#### [The problem]
Copy all lines holding the word "have" from the entries.

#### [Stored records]
^^^^

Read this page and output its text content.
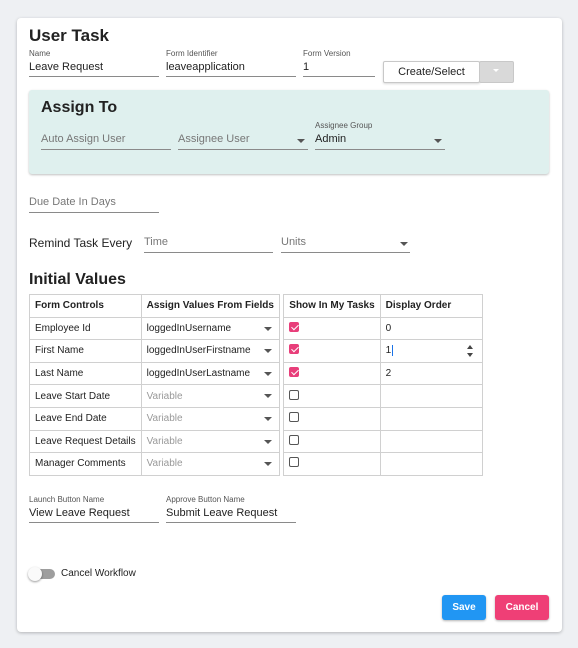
User Task
Name
Leave Request
Form Identifier
leaveapplication
Form Version
1	Create/Select
Assign To
Auto Assign User	Assignee User
Assignee Group
Admin
Due Date In Days
Remind Task Every Time	Units
Initial Values
Form Controls	Assign Values From Fields		Show In My Tasks	Display Order
Employee Id	loggedInUsername			0

First Name	loggedInUserFirstname			1

Last Name	loggedInUserLastname			2

Leave Start Date	Variable			

Leave End Date	Variable			

Leave Request Details	Variable			

Manager Comments	Variable			

Launch Button Name
View Leave Request
Approve Button Name
Submit Leave Request
Cancel Workflow
Save	Cancel
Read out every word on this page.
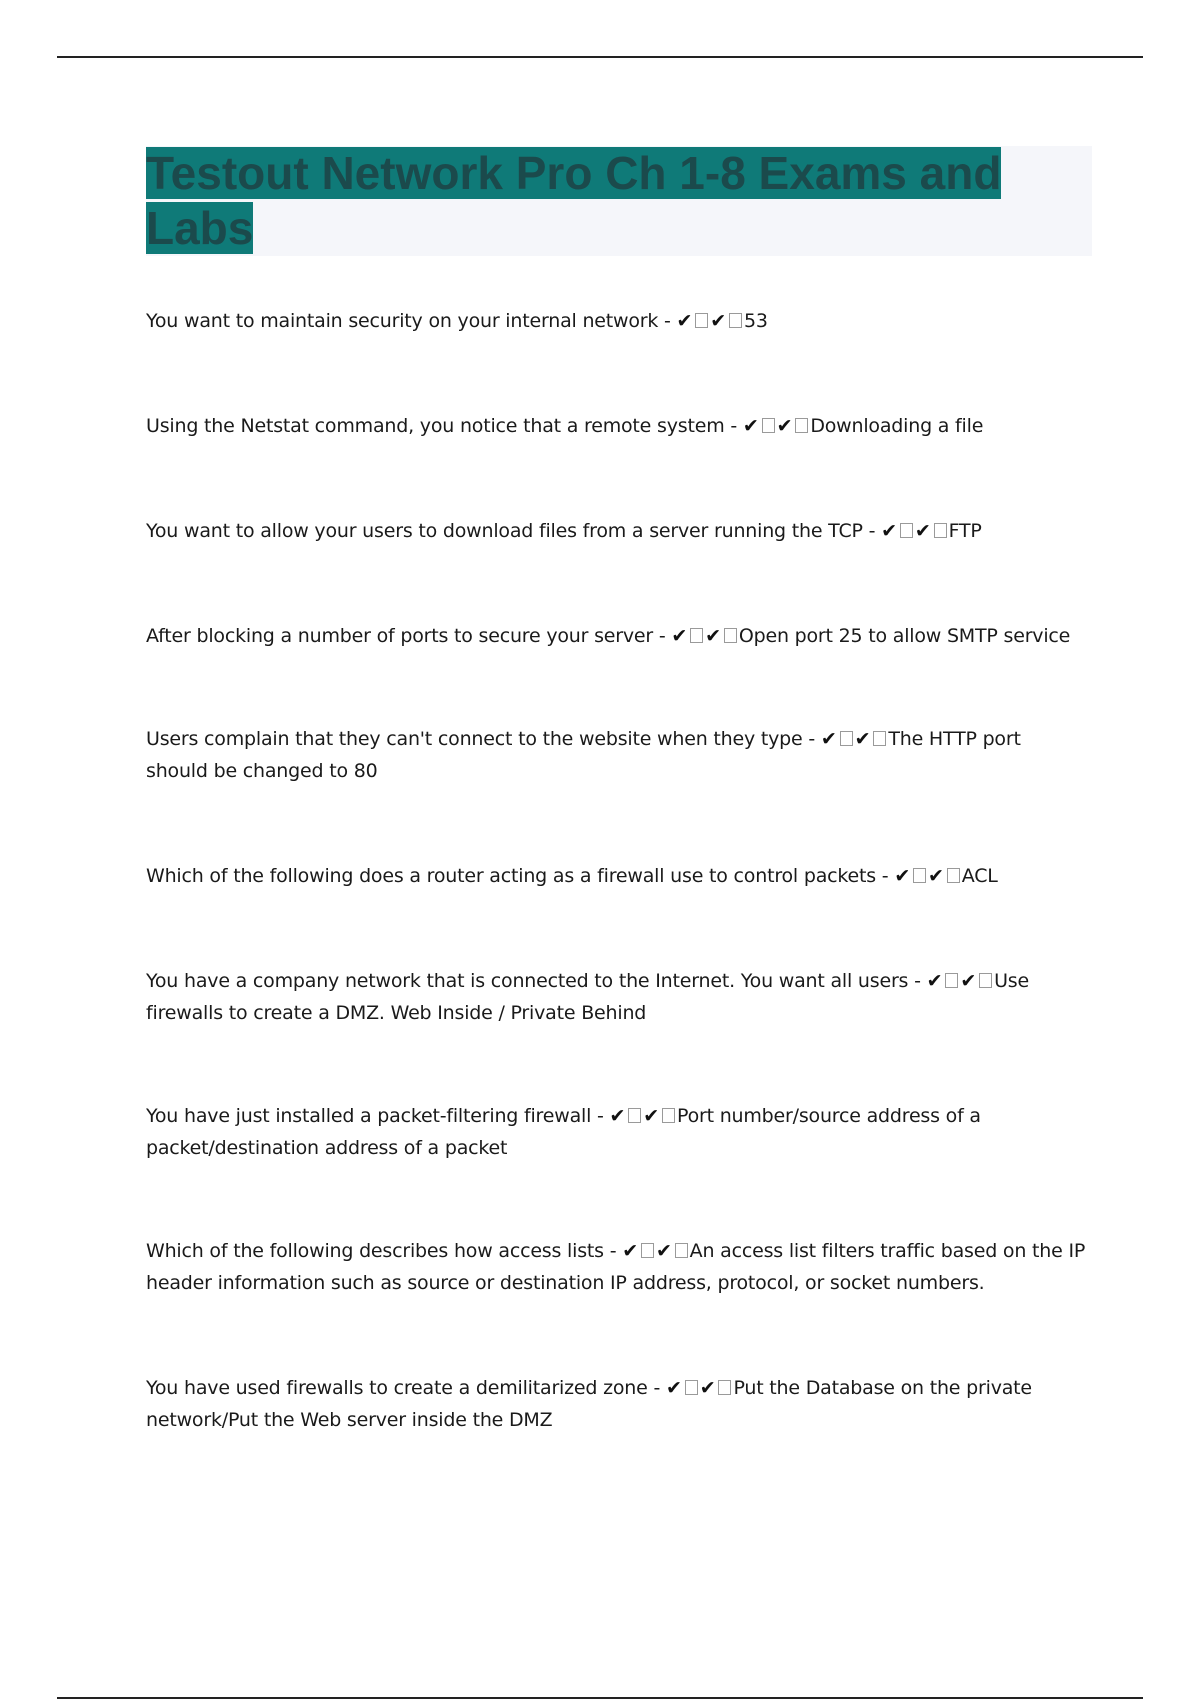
Testout Network Pro Ch 1-8 Exams and Labs

You want to maintain security on your internal network - ✔ ✔ 53

Using the Netstat command, you notice that a remote system - ✔ ✔ Downloading a file

You want to allow your users to download files from a server running the TCP - ✔ ✔ FTP

After blocking a number of ports to secure your server - ✔ ✔ Open port 25 to allow SMTP service

Users complain that they can't connect to the website when they type - ✔ ✔ The HTTP port should be changed to 80

Which of the following does a router acting as a firewall use to control packets - ✔ ✔ ACL

You have a company network that is connected to the Internet. You want all users - ✔ ✔ Use firewalls to create a DMZ. Web Inside / Private Behind

You have just installed a packet-filtering firewall - ✔ ✔ Port number/source address of a packet/destination address of a packet

Which of the following describes how access lists - ✔ ✔ An access list filters traffic based on the IP header information such as source or destination IP address, protocol, or socket numbers.

You have used firewalls to create a demilitarized zone - ✔ ✔ Put the Database on the private network/Put the Web server inside the DMZ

^^^^

#### [Result of the task]
You have a company network that is connected to the Internet. You want all users - ✔ ✔ Use firewalls to create a DMZ. Web Inside / Private Behind
You have just installed a packet-filtering firewall - ✔ ✔ Port number/source address of a packet/destination address of a packet
You have used firewalls to create a demilitarized zone - ✔ ✔ Put the Database on the private network/Put the Web server inside the DMZ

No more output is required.